## Aim of the exercise
Will you transcribe the entries that follow, exactly and in full?

Items from a figure collection:
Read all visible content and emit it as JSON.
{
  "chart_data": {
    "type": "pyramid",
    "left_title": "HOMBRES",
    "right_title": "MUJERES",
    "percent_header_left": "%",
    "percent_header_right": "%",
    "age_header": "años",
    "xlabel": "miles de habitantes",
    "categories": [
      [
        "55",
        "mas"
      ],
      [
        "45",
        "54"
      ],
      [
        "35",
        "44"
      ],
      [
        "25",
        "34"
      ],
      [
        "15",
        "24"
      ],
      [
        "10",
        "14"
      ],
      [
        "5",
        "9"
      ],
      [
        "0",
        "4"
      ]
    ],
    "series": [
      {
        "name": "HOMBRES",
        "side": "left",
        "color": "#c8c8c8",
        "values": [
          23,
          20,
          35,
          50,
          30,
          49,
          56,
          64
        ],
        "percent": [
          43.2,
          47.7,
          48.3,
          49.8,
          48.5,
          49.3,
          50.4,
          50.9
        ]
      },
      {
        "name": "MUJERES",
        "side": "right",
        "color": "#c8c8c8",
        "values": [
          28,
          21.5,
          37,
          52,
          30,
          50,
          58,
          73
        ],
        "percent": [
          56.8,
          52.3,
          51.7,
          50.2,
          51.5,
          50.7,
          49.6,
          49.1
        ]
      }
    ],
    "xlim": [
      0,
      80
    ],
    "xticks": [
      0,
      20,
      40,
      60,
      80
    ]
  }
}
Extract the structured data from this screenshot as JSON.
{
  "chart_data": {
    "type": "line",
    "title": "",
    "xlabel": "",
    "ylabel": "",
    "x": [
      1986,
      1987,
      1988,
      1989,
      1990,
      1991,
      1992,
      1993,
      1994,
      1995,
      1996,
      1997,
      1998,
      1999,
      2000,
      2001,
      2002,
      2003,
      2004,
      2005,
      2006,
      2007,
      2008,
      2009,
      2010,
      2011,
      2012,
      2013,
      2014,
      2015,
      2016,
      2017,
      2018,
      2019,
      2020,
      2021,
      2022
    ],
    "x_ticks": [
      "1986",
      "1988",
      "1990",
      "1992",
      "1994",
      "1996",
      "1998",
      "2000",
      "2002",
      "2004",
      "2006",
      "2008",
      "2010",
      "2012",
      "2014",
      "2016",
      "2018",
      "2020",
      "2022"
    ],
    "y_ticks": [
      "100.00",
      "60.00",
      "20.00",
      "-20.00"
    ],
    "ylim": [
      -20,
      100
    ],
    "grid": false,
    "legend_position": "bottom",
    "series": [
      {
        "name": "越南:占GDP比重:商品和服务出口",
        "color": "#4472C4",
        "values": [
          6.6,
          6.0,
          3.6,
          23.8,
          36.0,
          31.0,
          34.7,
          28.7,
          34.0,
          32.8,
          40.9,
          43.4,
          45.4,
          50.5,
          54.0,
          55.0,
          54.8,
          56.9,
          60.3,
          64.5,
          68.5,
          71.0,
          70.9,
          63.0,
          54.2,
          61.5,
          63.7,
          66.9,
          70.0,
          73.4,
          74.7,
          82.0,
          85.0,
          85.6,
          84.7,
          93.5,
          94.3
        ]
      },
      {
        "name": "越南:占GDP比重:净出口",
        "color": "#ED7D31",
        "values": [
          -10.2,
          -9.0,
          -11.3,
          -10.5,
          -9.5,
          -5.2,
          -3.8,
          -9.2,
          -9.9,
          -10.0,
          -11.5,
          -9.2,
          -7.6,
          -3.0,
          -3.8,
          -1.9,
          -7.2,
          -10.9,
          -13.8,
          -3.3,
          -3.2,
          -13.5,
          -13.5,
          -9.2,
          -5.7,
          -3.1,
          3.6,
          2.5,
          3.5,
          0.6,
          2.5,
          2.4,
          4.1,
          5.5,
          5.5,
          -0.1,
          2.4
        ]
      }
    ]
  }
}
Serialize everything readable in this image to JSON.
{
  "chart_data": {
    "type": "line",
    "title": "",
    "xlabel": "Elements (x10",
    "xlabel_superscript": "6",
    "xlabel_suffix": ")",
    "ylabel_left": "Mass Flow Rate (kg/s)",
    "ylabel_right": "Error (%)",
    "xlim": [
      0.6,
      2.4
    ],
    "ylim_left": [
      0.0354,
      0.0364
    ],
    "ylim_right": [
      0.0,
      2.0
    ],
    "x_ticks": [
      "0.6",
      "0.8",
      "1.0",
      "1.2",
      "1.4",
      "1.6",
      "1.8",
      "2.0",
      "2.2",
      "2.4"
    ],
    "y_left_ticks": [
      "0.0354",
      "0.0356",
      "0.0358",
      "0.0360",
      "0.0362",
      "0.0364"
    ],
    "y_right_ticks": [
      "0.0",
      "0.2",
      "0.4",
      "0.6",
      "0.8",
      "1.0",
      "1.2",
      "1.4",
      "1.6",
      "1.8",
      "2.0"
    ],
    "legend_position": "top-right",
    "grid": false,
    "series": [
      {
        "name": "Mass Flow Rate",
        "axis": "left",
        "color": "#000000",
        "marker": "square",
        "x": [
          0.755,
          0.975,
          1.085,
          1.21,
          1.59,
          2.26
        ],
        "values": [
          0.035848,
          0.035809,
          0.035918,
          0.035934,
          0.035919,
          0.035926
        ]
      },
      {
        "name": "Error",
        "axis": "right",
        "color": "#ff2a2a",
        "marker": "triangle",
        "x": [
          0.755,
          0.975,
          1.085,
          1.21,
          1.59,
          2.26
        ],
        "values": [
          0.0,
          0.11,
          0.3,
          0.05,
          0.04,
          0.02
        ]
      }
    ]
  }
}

## Exercise output
Read all visible content and emit it as JSON.
{
  "chart_data": {
    "type": "pyramid",
    "left_title": "HOMBRES",
    "right_title": "MUJERES",
    "percent_header_left": "%",
    "percent_header_right": "%",
    "age_header": "años",
    "xlabel": "miles de habitantes",
    "categories": [
      [
        "55",
        "mas"
      ],
      [
        "45",
        "54"
      ],
      [
        "35",
        "44"
      ],
      [
        "25",
        "34"
      ],
      [
        "15",
        "24"
      ],
      [
        "10",
        "14"
      ],
      [
        "5",
        "9"
      ],
      [
        "0",
        "4"
      ]
    ],
    "series": [
      {
        "name": "HOMBRES",
        "side": "left",
        "color": "#c8c8c8",
        "values": [
          23,
          20,
          35,
          50,
          30,
          49,
          56,
          64
        ],
        "percent": [
          43.2,
          47.7,
          48.3,
          49.8,
          48.5,
          49.3,
          50.4,
          50.9
        ]
      },
      {
        "name": "MUJERES",
        "side": "right",
        "color": "#c8c8c8",
        "values": [
          28,
          21.5,
          37,
          52,
          30,
          50,
          58,
          73
        ],
        "percent": [
          56.8,
          52.3,
          51.7,
          50.2,
          51.5,
          50.7,
          49.6,
          49.1
        ]
      }
    ],
    "xlim": [
      0,
      80
    ],
    "xticks": [
      0,
      20,
      40,
      60,
      80
    ]
  }
}
Extract the structured data from this screenshot as JSON.
{
  "chart_data": {
    "type": "line",
    "title": "",
    "xlabel": "",
    "ylabel": "",
    "x": [
      1986,
      1987,
      1988,
      1989,
      1990,
      1991,
      1992,
      1993,
      1994,
      1995,
      1996,
      1997,
      1998,
      1999,
      2000,
      2001,
      2002,
      2003,
      2004,
      2005,
      2006,
      2007,
      2008,
      2009,
      2010,
      2011,
      2012,
      2013,
      2014,
      2015,
      2016,
      2017,
      2018,
      2019,
      2020,
      2021,
      2022
    ],
    "x_ticks": [
      "1986",
      "1988",
      "1990",
      "1992",
      "1994",
      "1996",
      "1998",
      "2000",
      "2002",
      "2004",
      "2006",
      "2008",
      "2010",
      "2012",
      "2014",
      "2016",
      "2018",
      "2020",
      "2022"
    ],
    "y_ticks": [
      "100.00",
      "60.00",
      "20.00",
      "-20.00"
    ],
    "ylim": [
      -20,
      100
    ],
    "grid": false,
    "legend_position": "bottom",
    "series": [
      {
        "name": "越南:占GDP比重:商品和服务出口",
        "color": "#4472C4",
        "values": [
          6.6,
          6.0,
          3.6,
          23.8,
          36.0,
          31.0,
          34.7,
          28.7,
          34.0,
          32.8,
          40.9,
          43.4,
          45.4,
          50.5,
          54.0,
          55.0,
          54.8,
          56.9,
          60.3,
          64.5,
          68.5,
          71.0,
          70.9,
          63.0,
          54.2,
          61.5,
          63.7,
          66.9,
          70.0,
          73.4,
          74.7,
          82.0,
          85.0,
          85.6,
          84.7,
          93.5,
          94.3
        ]
      },
      {
        "name": "越南:占GDP比重:净出口",
        "color": "#ED7D31",
        "values": [
          -10.2,
          -9.0,
          -11.3,
          -10.5,
          -9.5,
          -5.2,
          -3.8,
          -9.2,
          -9.9,
          -10.0,
          -11.5,
          -9.2,
          -7.6,
          -3.0,
          -3.8,
          -1.9,
          -7.2,
          -10.9,
          -13.8,
          -3.3,
          -3.2,
          -13.5,
          -13.5,
          -9.2,
          -5.7,
          -3.1,
          3.6,
          2.5,
          3.5,
          0.6,
          2.5,
          2.4,
          4.1,
          5.5,
          5.5,
          -0.1,
          2.4
        ]
      }
    ]
  }
}
Serialize everything readable in this image to JSON.
{
  "chart_data": {
    "type": "line",
    "title": "",
    "xlabel": "Elements (x10",
    "xlabel_superscript": "6",
    "xlabel_suffix": ")",
    "ylabel_left": "Mass Flow Rate (kg/s)",
    "ylabel_right": "Error (%)",
    "xlim": [
      0.6,
      2.4
    ],
    "ylim_left": [
      0.0354,
      0.0364
    ],
    "ylim_right": [
      0.0,
      2.0
    ],
    "x_ticks": [
      "0.6",
      "0.8",
      "1.0",
      "1.2",
      "1.4",
      "1.6",
      "1.8",
      "2.0",
      "2.2",
      "2.4"
    ],
    "y_left_ticks": [
      "0.0354",
      "0.0356",
      "0.0358",
      "0.0360",
      "0.0362",
      "0.0364"
    ],
    "y_right_ticks": [
      "0.0",
      "0.2",
      "0.4",
      "0.6",
      "0.8",
      "1.0",
      "1.2",
      "1.4",
      "1.6",
      "1.8",
      "2.0"
    ],
    "legend_position": "top-right",
    "grid": false,
    "series": [
      {
        "name": "Mass Flow Rate",
        "axis": "left",
        "color": "#000000",
        "marker": "square",
        "x": [
          0.755,
          0.975,
          1.085,
          1.21,
          1.59,
          2.26
        ],
        "values": [
          0.035848,
          0.035809,
          0.035918,
          0.035934,
          0.035919,
          0.035926
        ]
      },
      {
        "name": "Error",
        "axis": "right",
        "color": "#ff2a2a",
        "marker": "triangle",
        "x": [
          0.755,
          0.975,
          1.085,
          1.21,
          1.59,
          2.26
        ],
        "values": [
          0.0,
          0.11,
          0.3,
          0.05,
          0.04,
          0.02
        ]
      }
    ]
  }
}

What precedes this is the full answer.